### Written task
Write out all of the lines below, exactly and completely.

### Given information
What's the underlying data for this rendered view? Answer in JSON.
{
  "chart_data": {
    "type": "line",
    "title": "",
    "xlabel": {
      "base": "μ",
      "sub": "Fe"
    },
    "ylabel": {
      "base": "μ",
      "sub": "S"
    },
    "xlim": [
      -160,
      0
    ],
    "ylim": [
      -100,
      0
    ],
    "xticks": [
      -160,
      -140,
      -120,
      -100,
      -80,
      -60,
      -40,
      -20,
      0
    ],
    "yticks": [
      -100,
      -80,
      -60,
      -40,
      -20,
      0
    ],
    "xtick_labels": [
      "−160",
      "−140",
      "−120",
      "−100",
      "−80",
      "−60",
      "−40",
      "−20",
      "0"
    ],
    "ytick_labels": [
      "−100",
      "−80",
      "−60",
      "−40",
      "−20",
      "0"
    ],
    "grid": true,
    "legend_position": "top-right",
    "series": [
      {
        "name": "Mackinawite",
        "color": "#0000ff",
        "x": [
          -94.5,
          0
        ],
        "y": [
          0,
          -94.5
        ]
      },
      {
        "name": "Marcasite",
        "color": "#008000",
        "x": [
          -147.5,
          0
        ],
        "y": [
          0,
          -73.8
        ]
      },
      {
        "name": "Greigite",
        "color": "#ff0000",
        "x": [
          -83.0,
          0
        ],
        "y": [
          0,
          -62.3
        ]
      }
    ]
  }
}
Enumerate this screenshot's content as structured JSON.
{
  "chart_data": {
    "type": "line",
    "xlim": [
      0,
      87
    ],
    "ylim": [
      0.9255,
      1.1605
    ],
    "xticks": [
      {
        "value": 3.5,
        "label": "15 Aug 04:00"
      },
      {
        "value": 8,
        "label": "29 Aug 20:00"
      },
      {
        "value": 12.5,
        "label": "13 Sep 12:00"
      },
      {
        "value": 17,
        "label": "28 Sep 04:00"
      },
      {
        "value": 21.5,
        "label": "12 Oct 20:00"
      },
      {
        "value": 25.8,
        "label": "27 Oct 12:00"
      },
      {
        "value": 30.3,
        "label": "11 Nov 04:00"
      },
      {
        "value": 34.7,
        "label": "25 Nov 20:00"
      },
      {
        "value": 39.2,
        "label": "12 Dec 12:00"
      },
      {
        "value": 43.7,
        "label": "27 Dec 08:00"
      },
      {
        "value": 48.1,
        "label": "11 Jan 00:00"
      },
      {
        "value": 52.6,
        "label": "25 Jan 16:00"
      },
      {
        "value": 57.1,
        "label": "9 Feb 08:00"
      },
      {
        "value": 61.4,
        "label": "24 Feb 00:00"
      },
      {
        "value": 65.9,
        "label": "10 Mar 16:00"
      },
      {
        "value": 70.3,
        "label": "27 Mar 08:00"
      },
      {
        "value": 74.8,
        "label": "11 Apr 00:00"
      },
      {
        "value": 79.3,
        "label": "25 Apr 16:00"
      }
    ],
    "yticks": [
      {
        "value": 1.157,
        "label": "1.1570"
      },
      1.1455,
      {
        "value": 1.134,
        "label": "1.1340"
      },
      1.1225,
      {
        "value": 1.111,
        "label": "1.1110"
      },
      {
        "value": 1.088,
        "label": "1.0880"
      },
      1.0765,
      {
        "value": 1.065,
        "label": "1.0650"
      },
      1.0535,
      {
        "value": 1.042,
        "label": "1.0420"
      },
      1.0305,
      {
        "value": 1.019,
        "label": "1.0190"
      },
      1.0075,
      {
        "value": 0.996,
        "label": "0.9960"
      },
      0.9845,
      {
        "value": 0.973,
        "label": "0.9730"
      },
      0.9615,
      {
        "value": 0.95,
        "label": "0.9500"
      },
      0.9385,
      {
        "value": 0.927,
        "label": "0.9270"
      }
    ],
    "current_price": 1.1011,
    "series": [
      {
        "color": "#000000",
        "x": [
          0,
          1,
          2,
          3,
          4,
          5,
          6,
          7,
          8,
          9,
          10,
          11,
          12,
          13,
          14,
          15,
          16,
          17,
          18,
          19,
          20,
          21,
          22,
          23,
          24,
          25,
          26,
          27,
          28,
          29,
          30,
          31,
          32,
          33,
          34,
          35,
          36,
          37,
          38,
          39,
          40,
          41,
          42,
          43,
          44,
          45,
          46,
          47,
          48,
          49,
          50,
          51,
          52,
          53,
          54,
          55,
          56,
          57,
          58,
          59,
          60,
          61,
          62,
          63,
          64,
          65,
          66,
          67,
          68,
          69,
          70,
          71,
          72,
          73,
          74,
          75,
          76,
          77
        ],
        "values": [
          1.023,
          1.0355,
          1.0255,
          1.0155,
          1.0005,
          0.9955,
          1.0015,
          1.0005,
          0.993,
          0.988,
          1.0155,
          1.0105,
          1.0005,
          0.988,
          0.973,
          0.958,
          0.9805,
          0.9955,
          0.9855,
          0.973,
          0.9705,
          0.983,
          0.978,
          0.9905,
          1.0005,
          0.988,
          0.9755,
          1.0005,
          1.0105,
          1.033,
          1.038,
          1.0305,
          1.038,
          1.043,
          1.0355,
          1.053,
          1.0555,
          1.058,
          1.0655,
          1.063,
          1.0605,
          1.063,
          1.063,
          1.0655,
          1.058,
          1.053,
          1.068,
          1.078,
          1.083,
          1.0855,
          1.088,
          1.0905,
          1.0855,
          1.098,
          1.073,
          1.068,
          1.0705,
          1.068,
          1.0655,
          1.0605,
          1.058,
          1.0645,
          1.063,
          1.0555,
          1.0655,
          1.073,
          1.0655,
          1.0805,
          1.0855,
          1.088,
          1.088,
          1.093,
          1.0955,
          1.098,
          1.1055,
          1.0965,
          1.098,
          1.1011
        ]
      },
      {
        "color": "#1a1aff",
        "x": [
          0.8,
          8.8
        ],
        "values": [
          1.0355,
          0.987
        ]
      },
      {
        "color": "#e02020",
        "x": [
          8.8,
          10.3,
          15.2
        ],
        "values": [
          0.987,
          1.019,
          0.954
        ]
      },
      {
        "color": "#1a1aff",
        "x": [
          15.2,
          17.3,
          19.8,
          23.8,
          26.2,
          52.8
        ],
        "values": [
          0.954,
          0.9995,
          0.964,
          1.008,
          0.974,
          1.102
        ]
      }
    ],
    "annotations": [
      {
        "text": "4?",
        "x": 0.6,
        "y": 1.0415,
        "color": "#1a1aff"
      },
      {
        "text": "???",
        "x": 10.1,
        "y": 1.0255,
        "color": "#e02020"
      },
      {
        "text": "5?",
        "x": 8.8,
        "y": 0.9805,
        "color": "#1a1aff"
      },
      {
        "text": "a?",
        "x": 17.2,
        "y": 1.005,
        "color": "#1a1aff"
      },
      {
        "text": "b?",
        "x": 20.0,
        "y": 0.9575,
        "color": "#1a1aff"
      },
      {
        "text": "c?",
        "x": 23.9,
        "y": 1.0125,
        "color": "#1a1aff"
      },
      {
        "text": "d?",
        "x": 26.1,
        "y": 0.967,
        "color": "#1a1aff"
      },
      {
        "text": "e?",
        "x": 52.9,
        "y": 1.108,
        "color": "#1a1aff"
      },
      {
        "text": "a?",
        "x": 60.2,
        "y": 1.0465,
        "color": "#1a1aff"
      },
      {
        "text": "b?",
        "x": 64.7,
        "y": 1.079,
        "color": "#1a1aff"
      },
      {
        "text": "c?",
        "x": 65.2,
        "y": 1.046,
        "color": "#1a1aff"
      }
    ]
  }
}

### The reply
What's the underlying data for this rendered view? Answer in JSON.
{
  "chart_data": {
    "type": "line",
    "title": "",
    "xlabel": {
      "base": "μ",
      "sub": "Fe"
    },
    "ylabel": {
      "base": "μ",
      "sub": "S"
    },
    "xlim": [
      -160,
      0
    ],
    "ylim": [
      -100,
      0
    ],
    "xticks": [
      -160,
      -140,
      -120,
      -100,
      -80,
      -60,
      -40,
      -20,
      0
    ],
    "yticks": [
      -100,
      -80,
      -60,
      -40,
      -20,
      0
    ],
    "xtick_labels": [
      "−160",
      "−140",
      "−120",
      "−100",
      "−80",
      "−60",
      "−40",
      "−20",
      "0"
    ],
    "ytick_labels": [
      "−100",
      "−80",
      "−60",
      "−40",
      "−20",
      "0"
    ],
    "grid": true,
    "legend_position": "top-right",
    "series": [
      {
        "name": "Mackinawite",
        "color": "#0000ff",
        "x": [
          -94.5,
          0
        ],
        "y": [
          0,
          -94.5
        ]
      },
      {
        "name": "Marcasite",
        "color": "#008000",
        "x": [
          -147.5,
          0
        ],
        "y": [
          0,
          -73.8
        ]
      },
      {
        "name": "Greigite",
        "color": "#ff0000",
        "x": [
          -83.0,
          0
        ],
        "y": [
          0,
          -62.3
        ]
      }
    ]
  }
}
Enumerate this screenshot's content as structured JSON.
{
  "chart_data": {
    "type": "line",
    "xlim": [
      0,
      87
    ],
    "ylim": [
      0.9255,
      1.1605
    ],
    "xticks": [
      {
        "value": 3.5,
        "label": "15 Aug 04:00"
      },
      {
        "value": 8,
        "label": "29 Aug 20:00"
      },
      {
        "value": 12.5,
        "label": "13 Sep 12:00"
      },
      {
        "value": 17,
        "label": "28 Sep 04:00"
      },
      {
        "value": 21.5,
        "label": "12 Oct 20:00"
      },
      {
        "value": 25.8,
        "label": "27 Oct 12:00"
      },
      {
        "value": 30.3,
        "label": "11 Nov 04:00"
      },
      {
        "value": 34.7,
        "label": "25 Nov 20:00"
      },
      {
        "value": 39.2,
        "label": "12 Dec 12:00"
      },
      {
        "value": 43.7,
        "label": "27 Dec 08:00"
      },
      {
        "value": 48.1,
        "label": "11 Jan 00:00"
      },
      {
        "value": 52.6,
        "label": "25 Jan 16:00"
      },
      {
        "value": 57.1,
        "label": "9 Feb 08:00"
      },
      {
        "value": 61.4,
        "label": "24 Feb 00:00"
      },
      {
        "value": 65.9,
        "label": "10 Mar 16:00"
      },
      {
        "value": 70.3,
        "label": "27 Mar 08:00"
      },
      {
        "value": 74.8,
        "label": "11 Apr 00:00"
      },
      {
        "value": 79.3,
        "label": "25 Apr 16:00"
      }
    ],
    "yticks": [
      {
        "value": 1.157,
        "label": "1.1570"
      },
      1.1455,
      {
        "value": 1.134,
        "label": "1.1340"
      },
      1.1225,
      {
        "value": 1.111,
        "label": "1.1110"
      },
      {
        "value": 1.088,
        "label": "1.0880"
      },
      1.0765,
      {
        "value": 1.065,
        "label": "1.0650"
      },
      1.0535,
      {
        "value": 1.042,
        "label": "1.0420"
      },
      1.0305,
      {
        "value": 1.019,
        "label": "1.0190"
      },
      1.0075,
      {
        "value": 0.996,
        "label": "0.9960"
      },
      0.9845,
      {
        "value": 0.973,
        "label": "0.9730"
      },
      0.9615,
      {
        "value": 0.95,
        "label": "0.9500"
      },
      0.9385,
      {
        "value": 0.927,
        "label": "0.9270"
      }
    ],
    "current_price": 1.1011,
    "series": [
      {
        "color": "#000000",
        "x": [
          0,
          1,
          2,
          3,
          4,
          5,
          6,
          7,
          8,
          9,
          10,
          11,
          12,
          13,
          14,
          15,
          16,
          17,
          18,
          19,
          20,
          21,
          22,
          23,
          24,
          25,
          26,
          27,
          28,
          29,
          30,
          31,
          32,
          33,
          34,
          35,
          36,
          37,
          38,
          39,
          40,
          41,
          42,
          43,
          44,
          45,
          46,
          47,
          48,
          49,
          50,
          51,
          52,
          53,
          54,
          55,
          56,
          57,
          58,
          59,
          60,
          61,
          62,
          63,
          64,
          65,
          66,
          67,
          68,
          69,
          70,
          71,
          72,
          73,
          74,
          75,
          76,
          77
        ],
        "values": [
          1.023,
          1.0355,
          1.0255,
          1.0155,
          1.0005,
          0.9955,
          1.0015,
          1.0005,
          0.993,
          0.988,
          1.0155,
          1.0105,
          1.0005,
          0.988,
          0.973,
          0.958,
          0.9805,
          0.9955,
          0.9855,
          0.973,
          0.9705,
          0.983,
          0.978,
          0.9905,
          1.0005,
          0.988,
          0.9755,
          1.0005,
          1.0105,
          1.033,
          1.038,
          1.0305,
          1.038,
          1.043,
          1.0355,
          1.053,
          1.0555,
          1.058,
          1.0655,
          1.063,
          1.0605,
          1.063,
          1.063,
          1.0655,
          1.058,
          1.053,
          1.068,
          1.078,
          1.083,
          1.0855,
          1.088,
          1.0905,
          1.0855,
          1.098,
          1.073,
          1.068,
          1.0705,
          1.068,
          1.0655,
          1.0605,
          1.058,
          1.0645,
          1.063,
          1.0555,
          1.0655,
          1.073,
          1.0655,
          1.0805,
          1.0855,
          1.088,
          1.088,
          1.093,
          1.0955,
          1.098,
          1.1055,
          1.0965,
          1.098,
          1.1011
        ]
      },
      {
        "color": "#1a1aff",
        "x": [
          0.8,
          8.8
        ],
        "values": [
          1.0355,
          0.987
        ]
      },
      {
        "color": "#e02020",
        "x": [
          8.8,
          10.3,
          15.2
        ],
        "values": [
          0.987,
          1.019,
          0.954
        ]
      },
      {
        "color": "#1a1aff",
        "x": [
          15.2,
          17.3,
          19.8,
          23.8,
          26.2,
          52.8
        ],
        "values": [
          0.954,
          0.9995,
          0.964,
          1.008,
          0.974,
          1.102
        ]
      }
    ],
    "annotations": [
      {
        "text": "4?",
        "x": 0.6,
        "y": 1.0415,
        "color": "#1a1aff"
      },
      {
        "text": "???",
        "x": 10.1,
        "y": 1.0255,
        "color": "#e02020"
      },
      {
        "text": "5?",
        "x": 8.8,
        "y": 0.9805,
        "color": "#1a1aff"
      },
      {
        "text": "a?",
        "x": 17.2,
        "y": 1.005,
        "color": "#1a1aff"
      },
      {
        "text": "b?",
        "x": 20.0,
        "y": 0.9575,
        "color": "#1a1aff"
      },
      {
        "text": "c?",
        "x": 23.9,
        "y": 1.0125,
        "color": "#1a1aff"
      },
      {
        "text": "d?",
        "x": 26.1,
        "y": 0.967,
        "color": "#1a1aff"
      },
      {
        "text": "e?",
        "x": 52.9,
        "y": 1.108,
        "color": "#1a1aff"
      },
      {
        "text": "a?",
        "x": 60.2,
        "y": 1.0465,
        "color": "#1a1aff"
      },
      {
        "text": "b?",
        "x": 64.7,
        "y": 1.079,
        "color": "#1a1aff"
      },
      {
        "text": "c?",
        "x": 65.2,
        "y": 1.046,
        "color": "#1a1aff"
      }
    ]
  }
}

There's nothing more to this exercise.